_Material provided:_
------------------------------------
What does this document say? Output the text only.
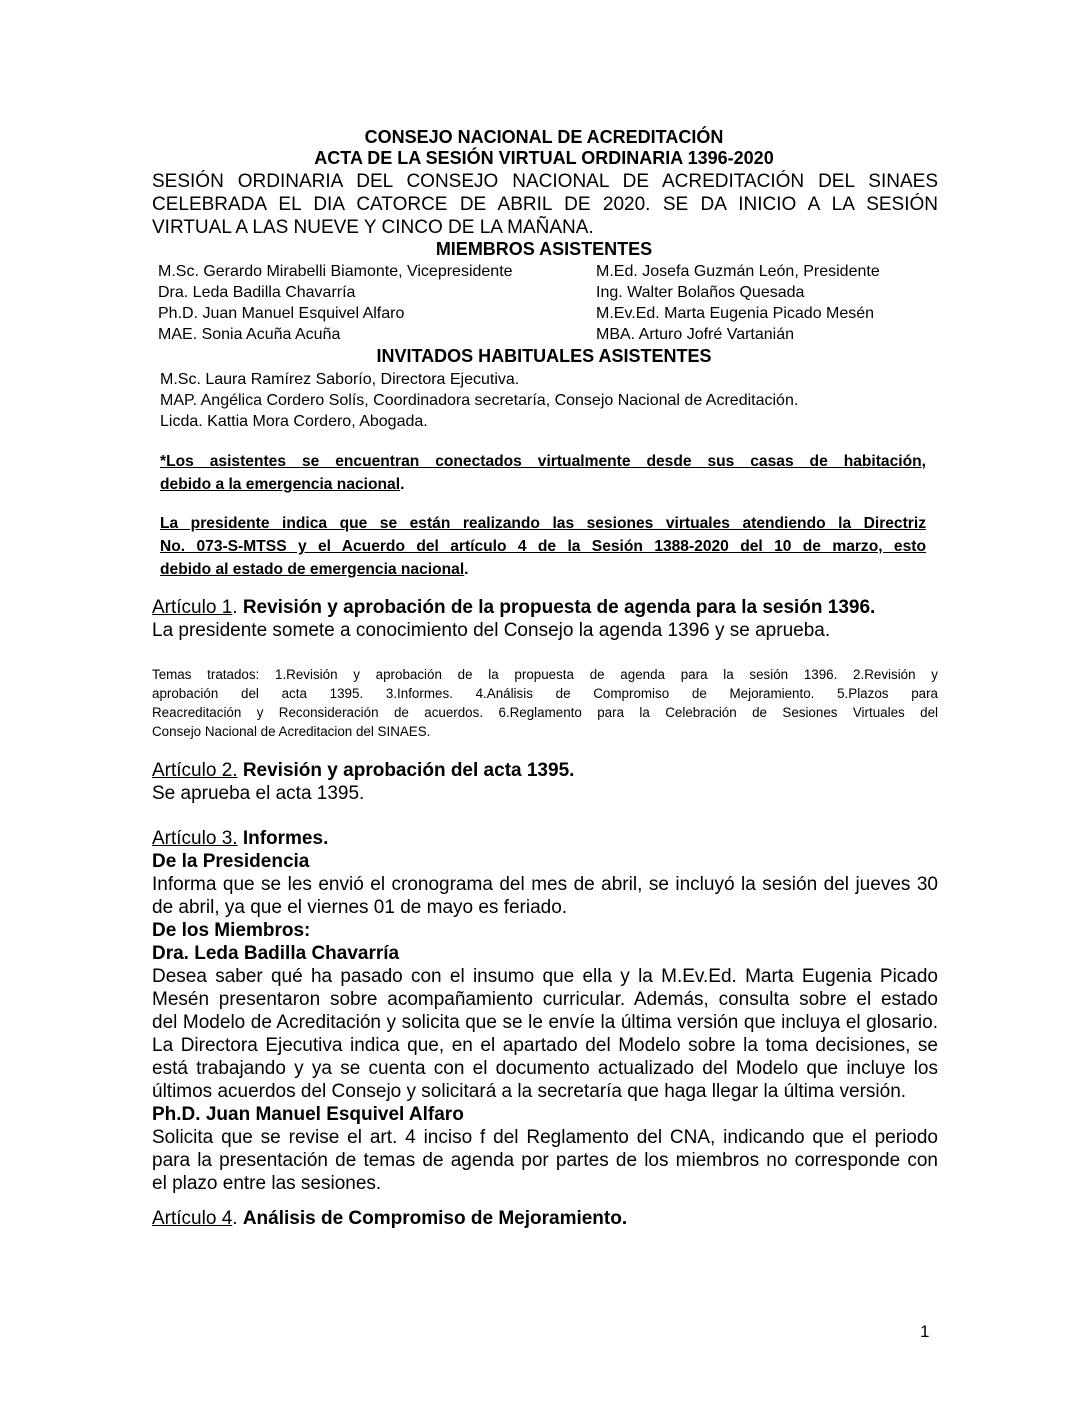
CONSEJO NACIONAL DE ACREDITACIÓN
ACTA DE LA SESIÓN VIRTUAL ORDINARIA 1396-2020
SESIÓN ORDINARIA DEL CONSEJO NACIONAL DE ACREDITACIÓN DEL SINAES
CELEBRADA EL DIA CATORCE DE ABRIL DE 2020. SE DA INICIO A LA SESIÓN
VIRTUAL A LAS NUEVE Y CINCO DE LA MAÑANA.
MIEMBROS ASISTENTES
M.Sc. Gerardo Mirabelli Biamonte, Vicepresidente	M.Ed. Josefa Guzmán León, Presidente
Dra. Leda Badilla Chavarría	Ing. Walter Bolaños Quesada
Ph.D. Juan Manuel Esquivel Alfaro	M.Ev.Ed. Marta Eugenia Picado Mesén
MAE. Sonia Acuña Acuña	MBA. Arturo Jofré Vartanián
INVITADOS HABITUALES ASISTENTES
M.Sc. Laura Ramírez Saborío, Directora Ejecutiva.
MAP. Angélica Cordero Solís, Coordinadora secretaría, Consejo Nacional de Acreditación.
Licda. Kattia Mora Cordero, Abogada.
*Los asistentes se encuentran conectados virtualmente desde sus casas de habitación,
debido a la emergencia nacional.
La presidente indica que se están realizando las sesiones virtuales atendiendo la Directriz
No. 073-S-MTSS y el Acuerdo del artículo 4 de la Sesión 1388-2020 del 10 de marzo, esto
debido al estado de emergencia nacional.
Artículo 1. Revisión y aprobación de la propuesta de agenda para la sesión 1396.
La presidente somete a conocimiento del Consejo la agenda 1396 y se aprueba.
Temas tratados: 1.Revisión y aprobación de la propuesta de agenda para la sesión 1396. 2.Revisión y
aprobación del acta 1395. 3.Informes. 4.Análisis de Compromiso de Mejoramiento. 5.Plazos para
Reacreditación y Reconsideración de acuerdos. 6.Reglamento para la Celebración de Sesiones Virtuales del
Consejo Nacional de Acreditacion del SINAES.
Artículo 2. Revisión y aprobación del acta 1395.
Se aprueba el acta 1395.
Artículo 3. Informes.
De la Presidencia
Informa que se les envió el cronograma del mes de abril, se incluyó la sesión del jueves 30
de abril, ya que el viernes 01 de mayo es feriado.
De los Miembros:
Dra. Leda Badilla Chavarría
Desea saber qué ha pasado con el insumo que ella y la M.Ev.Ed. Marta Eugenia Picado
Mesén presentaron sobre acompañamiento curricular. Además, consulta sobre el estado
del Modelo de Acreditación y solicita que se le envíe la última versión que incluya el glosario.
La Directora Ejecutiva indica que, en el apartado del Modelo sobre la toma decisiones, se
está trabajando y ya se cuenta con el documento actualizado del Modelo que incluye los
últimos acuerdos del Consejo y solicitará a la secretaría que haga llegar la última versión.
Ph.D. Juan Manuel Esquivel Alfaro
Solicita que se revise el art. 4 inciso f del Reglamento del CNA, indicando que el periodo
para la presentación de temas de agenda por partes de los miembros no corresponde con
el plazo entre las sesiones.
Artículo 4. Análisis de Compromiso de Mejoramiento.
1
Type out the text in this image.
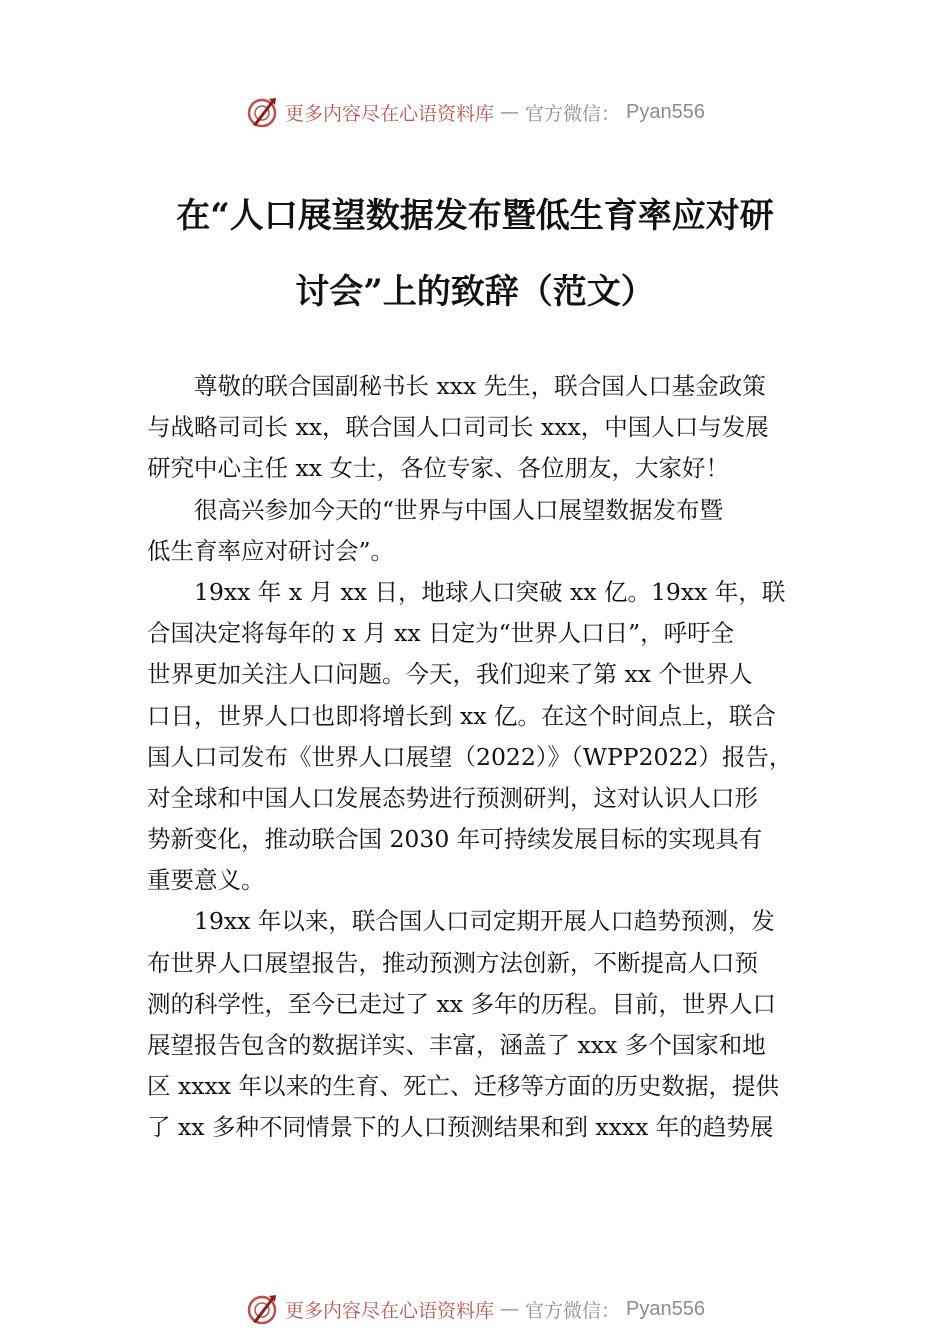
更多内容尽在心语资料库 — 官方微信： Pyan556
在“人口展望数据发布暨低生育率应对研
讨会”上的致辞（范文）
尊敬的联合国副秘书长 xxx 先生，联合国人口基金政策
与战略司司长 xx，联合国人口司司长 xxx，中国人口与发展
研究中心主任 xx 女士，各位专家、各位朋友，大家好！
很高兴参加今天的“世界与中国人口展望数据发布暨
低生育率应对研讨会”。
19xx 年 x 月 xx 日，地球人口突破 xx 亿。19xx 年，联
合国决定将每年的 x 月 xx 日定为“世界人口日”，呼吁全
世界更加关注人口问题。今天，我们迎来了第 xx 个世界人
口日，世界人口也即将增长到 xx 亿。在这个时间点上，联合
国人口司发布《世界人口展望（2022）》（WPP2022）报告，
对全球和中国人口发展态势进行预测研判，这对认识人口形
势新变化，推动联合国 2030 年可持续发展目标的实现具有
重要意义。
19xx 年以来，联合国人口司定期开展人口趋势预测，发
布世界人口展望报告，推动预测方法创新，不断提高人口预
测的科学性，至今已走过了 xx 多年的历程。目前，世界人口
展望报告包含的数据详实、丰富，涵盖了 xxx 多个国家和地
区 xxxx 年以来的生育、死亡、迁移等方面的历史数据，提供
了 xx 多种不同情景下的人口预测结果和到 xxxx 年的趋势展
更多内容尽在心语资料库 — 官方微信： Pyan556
------------------------------------
_Task to carry out:_ For each line above that contains the word "Mesén", copy that line.

_Answer below:_
Ph.D. Juan Manuel Esquivel Alfaro	M.Ev.Ed. Marta Eugenia Picado Mesén
Mesén presentaron sobre acompañamiento curricular. Además, consulta sobre el estado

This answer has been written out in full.